### Task goal:
The records should be written out in full, with nothing altered.

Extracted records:

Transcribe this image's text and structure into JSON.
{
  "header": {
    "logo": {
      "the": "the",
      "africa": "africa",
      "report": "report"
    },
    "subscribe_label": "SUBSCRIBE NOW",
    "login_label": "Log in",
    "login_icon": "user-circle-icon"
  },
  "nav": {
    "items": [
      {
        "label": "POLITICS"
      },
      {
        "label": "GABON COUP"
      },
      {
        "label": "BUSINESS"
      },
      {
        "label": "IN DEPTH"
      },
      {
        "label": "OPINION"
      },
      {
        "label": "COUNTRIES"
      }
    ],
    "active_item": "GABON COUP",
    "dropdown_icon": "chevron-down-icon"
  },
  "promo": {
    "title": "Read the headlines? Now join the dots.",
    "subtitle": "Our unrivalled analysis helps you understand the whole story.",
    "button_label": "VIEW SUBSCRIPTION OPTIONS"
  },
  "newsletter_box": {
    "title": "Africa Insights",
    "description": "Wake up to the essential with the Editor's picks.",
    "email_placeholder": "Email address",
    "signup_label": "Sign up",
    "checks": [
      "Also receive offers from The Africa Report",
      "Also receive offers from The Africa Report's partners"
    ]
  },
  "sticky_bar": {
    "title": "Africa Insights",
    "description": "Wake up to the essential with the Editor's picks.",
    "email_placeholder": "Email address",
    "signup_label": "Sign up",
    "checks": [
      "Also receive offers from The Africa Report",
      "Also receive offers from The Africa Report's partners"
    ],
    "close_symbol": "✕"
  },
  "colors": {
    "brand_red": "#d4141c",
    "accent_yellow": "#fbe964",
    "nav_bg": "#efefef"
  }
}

### Written reply:
Transcribe this image's text and structure into JSON.
{
  "header": {
    "logo": {
      "the": "the",
      "africa": "africa",
      "report": "report"
    },
    "subscribe_label": "SUBSCRIBE NOW",
    "login_label": "Log in",
    "login_icon": "user-circle-icon"
  },
  "nav": {
    "items": [
      {
        "label": "POLITICS"
      },
      {
        "label": "GABON COUP"
      },
      {
        "label": "BUSINESS"
      },
      {
        "label": "IN DEPTH"
      },
      {
        "label": "OPINION"
      },
      {
        "label": "COUNTRIES"
      }
    ],
    "active_item": "GABON COUP",
    "dropdown_icon": "chevron-down-icon"
  },
  "promo": {
    "title": "Read the headlines? Now join the dots.",
    "subtitle": "Our unrivalled analysis helps you understand the whole story.",
    "button_label": "VIEW SUBSCRIPTION OPTIONS"
  },
  "newsletter_box": {
    "title": "Africa Insights",
    "description": "Wake up to the essential with the Editor's picks.",
    "email_placeholder": "Email address",
    "signup_label": "Sign up",
    "checks": [
      "Also receive offers from The Africa Report",
      "Also receive offers from The Africa Report's partners"
    ]
  },
  "sticky_bar": {
    "title": "Africa Insights",
    "description": "Wake up to the essential with the Editor's picks.",
    "email_placeholder": "Email address",
    "signup_label": "Sign up",
    "checks": [
      "Also receive offers from The Africa Report",
      "Also receive offers from The Africa Report's partners"
    ],
    "close_symbol": "✕"
  },
  "colors": {
    "brand_red": "#d4141c",
    "accent_yellow": "#fbe964",
    "nav_bg": "#efefef"
  }
}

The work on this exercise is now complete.